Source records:
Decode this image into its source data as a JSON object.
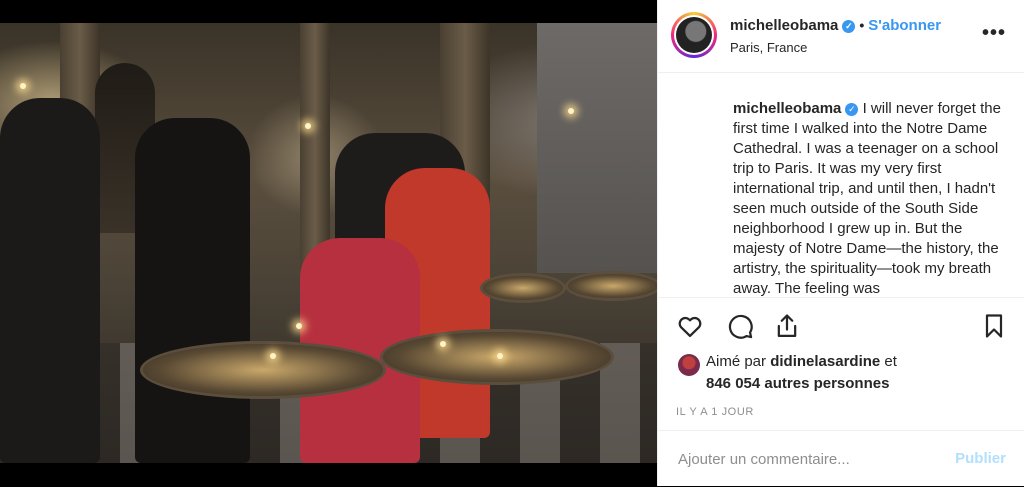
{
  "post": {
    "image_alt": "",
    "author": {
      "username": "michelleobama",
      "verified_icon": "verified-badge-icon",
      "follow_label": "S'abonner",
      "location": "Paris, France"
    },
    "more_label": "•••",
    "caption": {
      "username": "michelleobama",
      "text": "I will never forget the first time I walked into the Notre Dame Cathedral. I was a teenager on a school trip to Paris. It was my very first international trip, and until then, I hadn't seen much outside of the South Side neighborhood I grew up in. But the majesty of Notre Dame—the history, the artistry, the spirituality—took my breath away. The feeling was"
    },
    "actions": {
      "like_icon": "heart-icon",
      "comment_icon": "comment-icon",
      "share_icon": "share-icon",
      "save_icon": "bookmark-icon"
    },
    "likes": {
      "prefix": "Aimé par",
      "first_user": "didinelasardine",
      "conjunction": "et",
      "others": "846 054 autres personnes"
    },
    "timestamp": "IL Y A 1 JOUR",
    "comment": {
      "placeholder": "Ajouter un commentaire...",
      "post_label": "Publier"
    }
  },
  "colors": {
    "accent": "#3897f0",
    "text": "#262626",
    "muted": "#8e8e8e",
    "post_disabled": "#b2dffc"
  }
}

*WORK REQUIRED*:
Which lines in the records above contain the string "icon"? Copy each one.

*TASK ANSWER*:
      "verified_icon": "verified-badge-icon",
      "like_icon": "heart-icon",
      "comment_icon": "comment-icon",
      "share_icon": "share-icon",
      "save_icon": "bookmark-icon"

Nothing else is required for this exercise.